WORK REQUIRED => Retype the data below without altering anything.

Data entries
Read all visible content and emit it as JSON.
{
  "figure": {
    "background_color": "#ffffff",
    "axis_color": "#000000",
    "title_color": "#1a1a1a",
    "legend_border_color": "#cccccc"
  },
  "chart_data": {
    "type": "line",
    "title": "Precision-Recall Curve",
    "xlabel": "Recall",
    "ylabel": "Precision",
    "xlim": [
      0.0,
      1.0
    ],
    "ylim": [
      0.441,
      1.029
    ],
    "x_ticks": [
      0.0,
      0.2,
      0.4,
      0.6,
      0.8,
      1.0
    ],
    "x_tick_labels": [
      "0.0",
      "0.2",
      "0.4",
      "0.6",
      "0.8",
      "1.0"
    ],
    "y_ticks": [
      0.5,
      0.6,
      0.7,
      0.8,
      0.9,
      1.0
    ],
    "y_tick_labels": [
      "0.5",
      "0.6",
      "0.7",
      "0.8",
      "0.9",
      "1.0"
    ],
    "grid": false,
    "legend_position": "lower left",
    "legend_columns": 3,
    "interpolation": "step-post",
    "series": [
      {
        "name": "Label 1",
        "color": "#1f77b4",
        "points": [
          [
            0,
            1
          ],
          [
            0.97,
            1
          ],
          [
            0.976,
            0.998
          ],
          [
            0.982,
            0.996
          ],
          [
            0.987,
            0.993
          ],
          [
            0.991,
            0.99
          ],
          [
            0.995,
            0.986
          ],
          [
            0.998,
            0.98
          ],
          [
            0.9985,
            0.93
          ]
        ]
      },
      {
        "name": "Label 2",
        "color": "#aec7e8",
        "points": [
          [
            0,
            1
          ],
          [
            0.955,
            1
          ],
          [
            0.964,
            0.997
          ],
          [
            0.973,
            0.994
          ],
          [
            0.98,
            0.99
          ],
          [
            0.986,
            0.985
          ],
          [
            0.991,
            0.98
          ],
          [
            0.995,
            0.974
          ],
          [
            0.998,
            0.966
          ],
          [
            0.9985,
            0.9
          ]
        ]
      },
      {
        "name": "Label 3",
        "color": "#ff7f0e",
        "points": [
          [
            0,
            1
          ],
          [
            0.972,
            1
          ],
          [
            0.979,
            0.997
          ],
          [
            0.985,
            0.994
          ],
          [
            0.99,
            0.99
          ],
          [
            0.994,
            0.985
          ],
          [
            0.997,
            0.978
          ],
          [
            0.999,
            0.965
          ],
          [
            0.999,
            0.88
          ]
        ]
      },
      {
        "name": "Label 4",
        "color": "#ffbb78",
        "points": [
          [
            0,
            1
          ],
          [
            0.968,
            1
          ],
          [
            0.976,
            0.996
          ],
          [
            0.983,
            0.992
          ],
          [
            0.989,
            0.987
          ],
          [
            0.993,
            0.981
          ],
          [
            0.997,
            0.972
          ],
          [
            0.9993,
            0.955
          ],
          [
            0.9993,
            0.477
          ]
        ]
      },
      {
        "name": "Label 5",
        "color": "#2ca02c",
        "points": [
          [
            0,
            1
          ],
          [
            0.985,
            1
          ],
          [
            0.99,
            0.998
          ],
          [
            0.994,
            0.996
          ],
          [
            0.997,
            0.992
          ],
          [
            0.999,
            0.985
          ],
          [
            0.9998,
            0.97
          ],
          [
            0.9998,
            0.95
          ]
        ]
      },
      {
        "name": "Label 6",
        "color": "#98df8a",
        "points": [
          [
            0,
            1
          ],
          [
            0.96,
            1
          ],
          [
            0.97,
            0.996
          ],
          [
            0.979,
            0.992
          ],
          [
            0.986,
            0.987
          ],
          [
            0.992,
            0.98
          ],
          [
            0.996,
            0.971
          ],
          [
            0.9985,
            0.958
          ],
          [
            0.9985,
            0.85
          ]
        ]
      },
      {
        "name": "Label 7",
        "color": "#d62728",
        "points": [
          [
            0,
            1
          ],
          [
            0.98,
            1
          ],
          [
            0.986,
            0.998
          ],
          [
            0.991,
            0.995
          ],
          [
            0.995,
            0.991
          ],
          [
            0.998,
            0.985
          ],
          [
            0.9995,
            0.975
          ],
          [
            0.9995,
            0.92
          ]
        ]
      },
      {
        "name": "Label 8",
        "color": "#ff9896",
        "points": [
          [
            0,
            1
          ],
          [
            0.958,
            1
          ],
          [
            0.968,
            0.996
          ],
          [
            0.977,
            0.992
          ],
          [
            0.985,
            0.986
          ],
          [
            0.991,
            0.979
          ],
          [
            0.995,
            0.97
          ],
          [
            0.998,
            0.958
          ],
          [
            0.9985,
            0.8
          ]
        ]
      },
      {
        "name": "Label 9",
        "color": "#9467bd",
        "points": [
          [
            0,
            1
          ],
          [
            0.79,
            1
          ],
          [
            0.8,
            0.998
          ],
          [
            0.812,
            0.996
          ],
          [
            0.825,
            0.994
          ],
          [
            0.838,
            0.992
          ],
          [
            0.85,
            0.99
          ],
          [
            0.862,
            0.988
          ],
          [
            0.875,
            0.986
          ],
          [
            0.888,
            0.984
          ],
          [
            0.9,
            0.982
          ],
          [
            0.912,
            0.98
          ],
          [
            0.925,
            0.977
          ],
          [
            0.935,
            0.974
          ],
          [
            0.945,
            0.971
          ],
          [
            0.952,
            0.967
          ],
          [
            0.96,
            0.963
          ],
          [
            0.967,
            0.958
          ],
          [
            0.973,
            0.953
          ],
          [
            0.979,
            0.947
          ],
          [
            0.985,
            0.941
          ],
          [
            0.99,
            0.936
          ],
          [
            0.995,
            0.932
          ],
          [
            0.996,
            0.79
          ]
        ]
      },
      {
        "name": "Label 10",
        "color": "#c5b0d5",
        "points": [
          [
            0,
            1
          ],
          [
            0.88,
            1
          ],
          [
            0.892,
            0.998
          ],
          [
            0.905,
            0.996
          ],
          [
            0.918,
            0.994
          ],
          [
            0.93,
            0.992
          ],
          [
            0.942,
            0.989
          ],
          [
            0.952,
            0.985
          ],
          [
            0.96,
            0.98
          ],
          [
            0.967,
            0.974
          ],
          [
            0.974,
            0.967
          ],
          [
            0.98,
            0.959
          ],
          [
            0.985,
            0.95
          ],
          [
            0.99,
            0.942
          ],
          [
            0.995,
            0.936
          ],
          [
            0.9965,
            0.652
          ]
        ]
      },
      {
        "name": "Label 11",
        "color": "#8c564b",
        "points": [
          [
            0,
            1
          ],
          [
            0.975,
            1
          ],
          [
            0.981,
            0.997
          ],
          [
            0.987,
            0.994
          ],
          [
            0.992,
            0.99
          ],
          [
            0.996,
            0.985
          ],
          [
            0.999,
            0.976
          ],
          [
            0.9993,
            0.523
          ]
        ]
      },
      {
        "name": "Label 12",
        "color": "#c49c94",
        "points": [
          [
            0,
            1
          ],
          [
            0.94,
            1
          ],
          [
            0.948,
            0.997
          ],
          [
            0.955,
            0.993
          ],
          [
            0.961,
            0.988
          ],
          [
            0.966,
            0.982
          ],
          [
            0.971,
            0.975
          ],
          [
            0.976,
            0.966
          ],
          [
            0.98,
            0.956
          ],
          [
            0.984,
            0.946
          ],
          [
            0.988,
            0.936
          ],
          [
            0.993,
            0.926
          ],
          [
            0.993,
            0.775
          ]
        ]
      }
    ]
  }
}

THE OUTPUT =>
Read all visible content and emit it as JSON.
{
  "figure": {
    "background_color": "#ffffff",
    "axis_color": "#000000",
    "title_color": "#1a1a1a",
    "legend_border_color": "#cccccc"
  },
  "chart_data": {
    "type": "line",
    "title": "Precision-Recall Curve",
    "xlabel": "Recall",
    "ylabel": "Precision",
    "xlim": [
      0.0,
      1.0
    ],
    "ylim": [
      0.441,
      1.029
    ],
    "x_ticks": [
      0.0,
      0.2,
      0.4,
      0.6,
      0.8,
      1.0
    ],
    "x_tick_labels": [
      "0.0",
      "0.2",
      "0.4",
      "0.6",
      "0.8",
      "1.0"
    ],
    "y_ticks": [
      0.5,
      0.6,
      0.7,
      0.8,
      0.9,
      1.0
    ],
    "y_tick_labels": [
      "0.5",
      "0.6",
      "0.7",
      "0.8",
      "0.9",
      "1.0"
    ],
    "grid": false,
    "legend_position": "lower left",
    "legend_columns": 3,
    "interpolation": "step-post",
    "series": [
      {
        "name": "Label 1",
        "color": "#1f77b4",
        "points": [
          [
            0,
            1
          ],
          [
            0.97,
            1
          ],
          [
            0.976,
            0.998
          ],
          [
            0.982,
            0.996
          ],
          [
            0.987,
            0.993
          ],
          [
            0.991,
            0.99
          ],
          [
            0.995,
            0.986
          ],
          [
            0.998,
            0.98
          ],
          [
            0.9985,
            0.93
          ]
        ]
      },
      {
        "name": "Label 2",
        "color": "#aec7e8",
        "points": [
          [
            0,
            1
          ],
          [
            0.955,
            1
          ],
          [
            0.964,
            0.997
          ],
          [
            0.973,
            0.994
          ],
          [
            0.98,
            0.99
          ],
          [
            0.986,
            0.985
          ],
          [
            0.991,
            0.98
          ],
          [
            0.995,
            0.974
          ],
          [
            0.998,
            0.966
          ],
          [
            0.9985,
            0.9
          ]
        ]
      },
      {
        "name": "Label 3",
        "color": "#ff7f0e",
        "points": [
          [
            0,
            1
          ],
          [
            0.972,
            1
          ],
          [
            0.979,
            0.997
          ],
          [
            0.985,
            0.994
          ],
          [
            0.99,
            0.99
          ],
          [
            0.994,
            0.985
          ],
          [
            0.997,
            0.978
          ],
          [
            0.999,
            0.965
          ],
          [
            0.999,
            0.88
          ]
        ]
      },
      {
        "name": "Label 4",
        "color": "#ffbb78",
        "points": [
          [
            0,
            1
          ],
          [
            0.968,
            1
          ],
          [
            0.976,
            0.996
          ],
          [
            0.983,
            0.992
          ],
          [
            0.989,
            0.987
          ],
          [
            0.993,
            0.981
          ],
          [
            0.997,
            0.972
          ],
          [
            0.9993,
            0.955
          ],
          [
            0.9993,
            0.477
          ]
        ]
      },
      {
        "name": "Label 5",
        "color": "#2ca02c",
        "points": [
          [
            0,
            1
          ],
          [
            0.985,
            1
          ],
          [
            0.99,
            0.998
          ],
          [
            0.994,
            0.996
          ],
          [
            0.997,
            0.992
          ],
          [
            0.999,
            0.985
          ],
          [
            0.9998,
            0.97
          ],
          [
            0.9998,
            0.95
          ]
        ]
      },
      {
        "name": "Label 6",
        "color": "#98df8a",
        "points": [
          [
            0,
            1
          ],
          [
            0.96,
            1
          ],
          [
            0.97,
            0.996
          ],
          [
            0.979,
            0.992
          ],
          [
            0.986,
            0.987
          ],
          [
            0.992,
            0.98
          ],
          [
            0.996,
            0.971
          ],
          [
            0.9985,
            0.958
          ],
          [
            0.9985,
            0.85
          ]
        ]
      },
      {
        "name": "Label 7",
        "color": "#d62728",
        "points": [
          [
            0,
            1
          ],
          [
            0.98,
            1
          ],
          [
            0.986,
            0.998
          ],
          [
            0.991,
            0.995
          ],
          [
            0.995,
            0.991
          ],
          [
            0.998,
            0.985
          ],
          [
            0.9995,
            0.975
          ],
          [
            0.9995,
            0.92
          ]
        ]
      },
      {
        "name": "Label 8",
        "color": "#ff9896",
        "points": [
          [
            0,
            1
          ],
          [
            0.958,
            1
          ],
          [
            0.968,
            0.996
          ],
          [
            0.977,
            0.992
          ],
          [
            0.985,
            0.986
          ],
          [
            0.991,
            0.979
          ],
          [
            0.995,
            0.97
          ],
          [
            0.998,
            0.958
          ],
          [
            0.9985,
            0.8
          ]
        ]
      },
      {
        "name": "Label 9",
        "color": "#9467bd",
        "points": [
          [
            0,
            1
          ],
          [
            0.79,
            1
          ],
          [
            0.8,
            0.998
          ],
          [
            0.812,
            0.996
          ],
          [
            0.825,
            0.994
          ],
          [
            0.838,
            0.992
          ],
          [
            0.85,
            0.99
          ],
          [
            0.862,
            0.988
          ],
          [
            0.875,
            0.986
          ],
          [
            0.888,
            0.984
          ],
          [
            0.9,
            0.982
          ],
          [
            0.912,
            0.98
          ],
          [
            0.925,
            0.977
          ],
          [
            0.935,
            0.974
          ],
          [
            0.945,
            0.971
          ],
          [
            0.952,
            0.967
          ],
          [
            0.96,
            0.963
          ],
          [
            0.967,
            0.958
          ],
          [
            0.973,
            0.953
          ],
          [
            0.979,
            0.947
          ],
          [
            0.985,
            0.941
          ],
          [
            0.99,
            0.936
          ],
          [
            0.995,
            0.932
          ],
          [
            0.996,
            0.79
          ]
        ]
      },
      {
        "name": "Label 10",
        "color": "#c5b0d5",
        "points": [
          [
            0,
            1
          ],
          [
            0.88,
            1
          ],
          [
            0.892,
            0.998
          ],
          [
            0.905,
            0.996
          ],
          [
            0.918,
            0.994
          ],
          [
            0.93,
            0.992
          ],
          [
            0.942,
            0.989
          ],
          [
            0.952,
            0.985
          ],
          [
            0.96,
            0.98
          ],
          [
            0.967,
            0.974
          ],
          [
            0.974,
            0.967
          ],
          [
            0.98,
            0.959
          ],
          [
            0.985,
            0.95
          ],
          [
            0.99,
            0.942
          ],
          [
            0.995,
            0.936
          ],
          [
            0.9965,
            0.652
          ]
        ]
      },
      {
        "name": "Label 11",
        "color": "#8c564b",
        "points": [
          [
            0,
            1
          ],
          [
            0.975,
            1
          ],
          [
            0.981,
            0.997
          ],
          [
            0.987,
            0.994
          ],
          [
            0.992,
            0.99
          ],
          [
            0.996,
            0.985
          ],
          [
            0.999,
            0.976
          ],
          [
            0.9993,
            0.523
          ]
        ]
      },
      {
        "name": "Label 12",
        "color": "#c49c94",
        "points": [
          [
            0,
            1
          ],
          [
            0.94,
            1
          ],
          [
            0.948,
            0.997
          ],
          [
            0.955,
            0.993
          ],
          [
            0.961,
            0.988
          ],
          [
            0.966,
            0.982
          ],
          [
            0.971,
            0.975
          ],
          [
            0.976,
            0.966
          ],
          [
            0.98,
            0.956
          ],
          [
            0.984,
            0.946
          ],
          [
            0.988,
            0.936
          ],
          [
            0.993,
            0.926
          ],
          [
            0.993,
            0.775
          ]
        ]
      }
    ]
  }
}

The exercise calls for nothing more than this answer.